● Written instruction
Gather each line of the records where "name" appears.

(Items listed in a dataset)
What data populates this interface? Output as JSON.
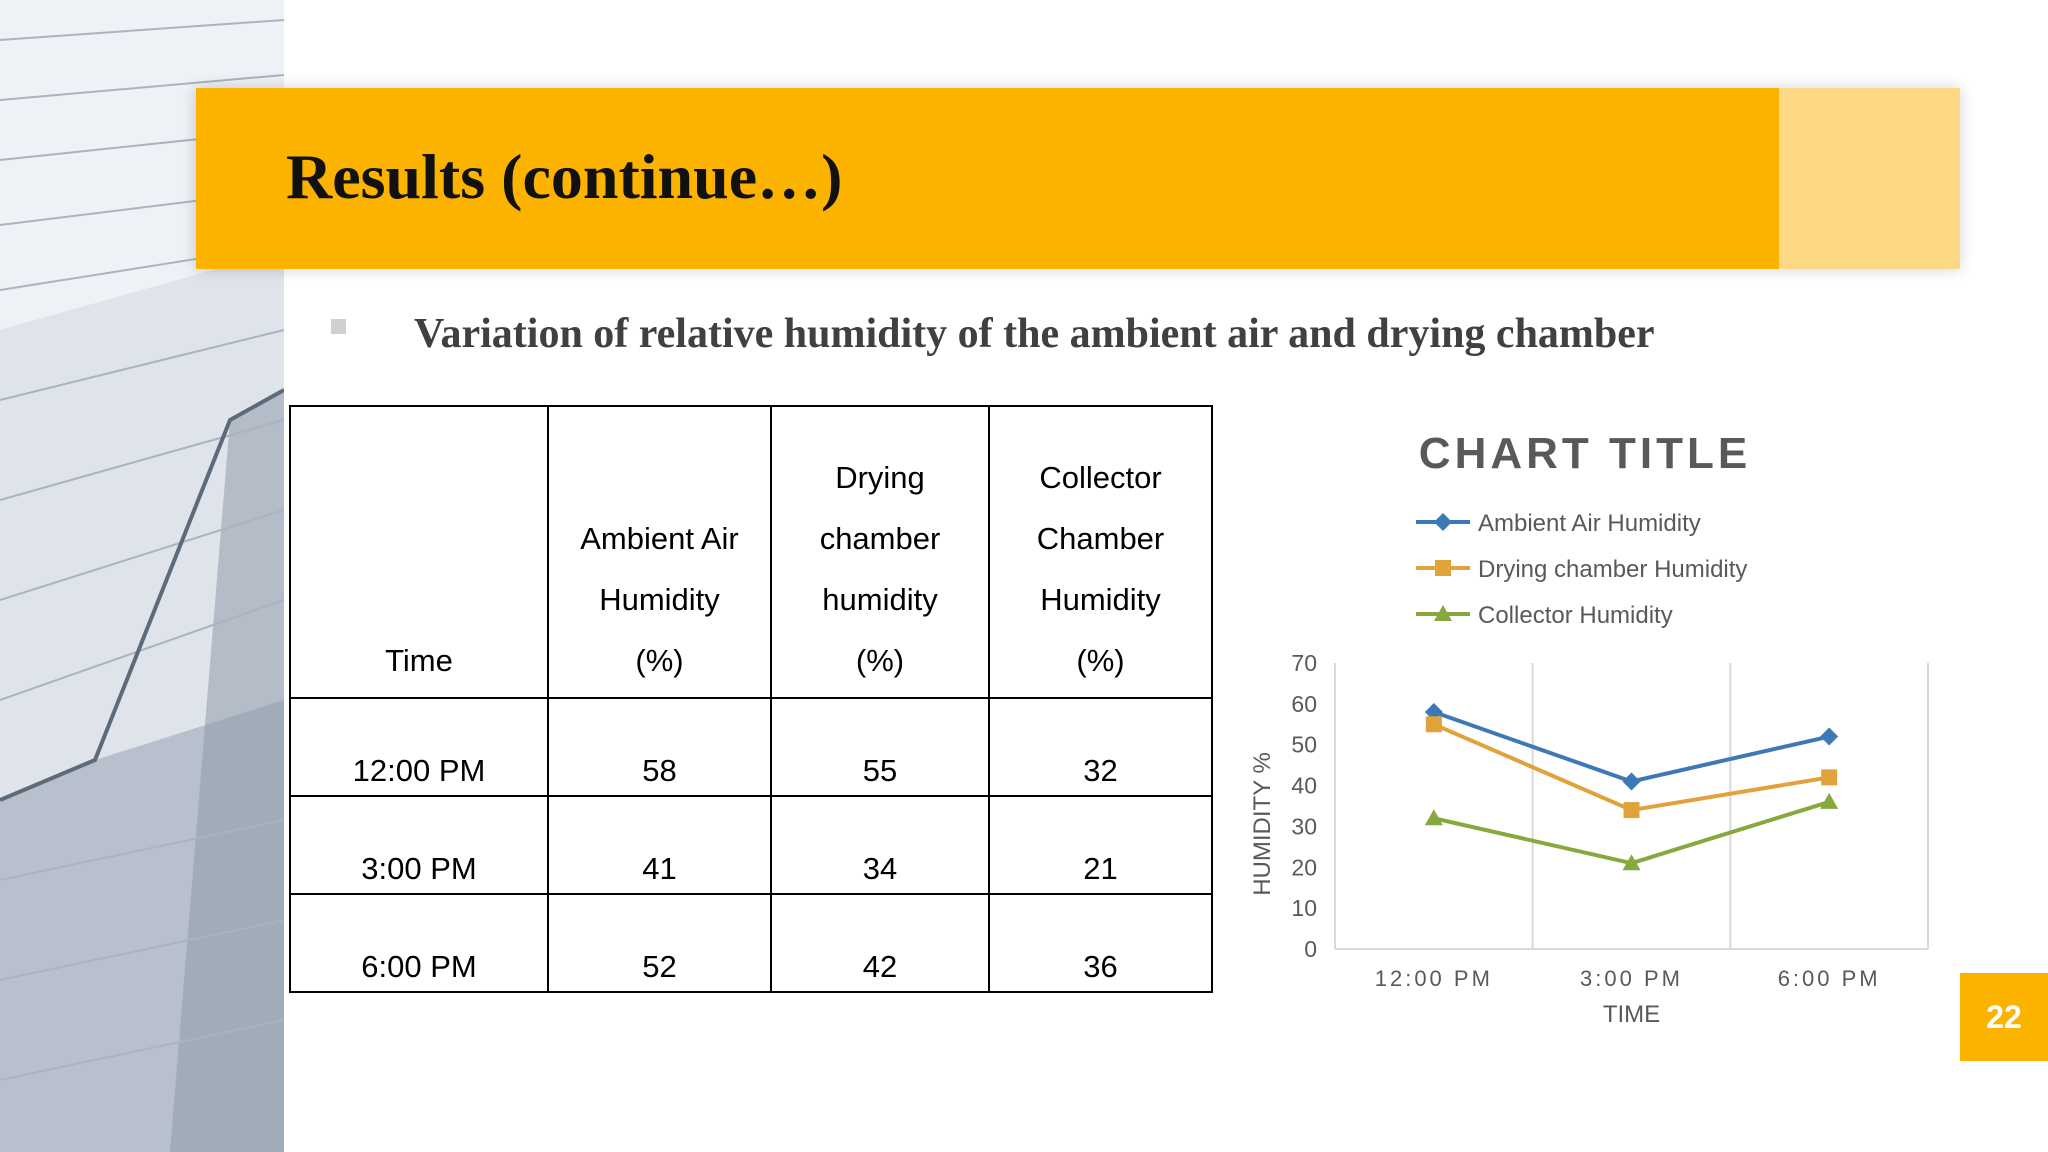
{
  "slide": {
    "title": "Results (continue…)",
    "subtitle": "Variation of relative humidity of the ambient air and drying chamber",
    "page_number": "22",
    "accent_color": "#fcb300"
  },
  "table": {
    "headers": {
      "time": "Time",
      "ambient": [
        "Ambient Air",
        "Humidity",
        "(%)"
      ],
      "drying": [
        "Drying",
        "chamber",
        "humidity",
        "(%)"
      ],
      "collector": [
        "Collector",
        "Chamber",
        "Humidity",
        "(%)"
      ]
    },
    "rows": [
      {
        "time": "12:00 PM",
        "ambient": "58",
        "drying": "55",
        "collector": "32"
      },
      {
        "time": "3:00 PM",
        "ambient": "41",
        "drying": "34",
        "collector": "21"
      },
      {
        "time": "6:00 PM",
        "ambient": "52",
        "drying": "42",
        "collector": "36"
      }
    ]
  },
  "chart_data": {
    "type": "line",
    "title": "CHART TITLE",
    "xlabel": "TIME",
    "ylabel": "HUMIDITY %",
    "categories": [
      "12:00 PM",
      "3:00 PM",
      "6:00 PM"
    ],
    "ylim": [
      0,
      70
    ],
    "yticks": [
      0,
      10,
      20,
      30,
      40,
      50,
      60,
      70
    ],
    "grid": "vertical",
    "legend_position": "top",
    "series": [
      {
        "name": "Ambient Air Humidity",
        "values": [
          58,
          41,
          52
        ],
        "color": "#3d7ab5",
        "marker": "diamond"
      },
      {
        "name": "Drying chamber Humidity",
        "values": [
          55,
          34,
          42
        ],
        "color": "#e0a23a",
        "marker": "square"
      },
      {
        "name": "Collector Humidity",
        "values": [
          32,
          21,
          36
        ],
        "color": "#86a83e",
        "marker": "triangle"
      }
    ]
  }
}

● Exercise response
        "name": "Ambient Air Humidity",
        "name": "Drying chamber Humidity",
        "name": "Collector Humidity",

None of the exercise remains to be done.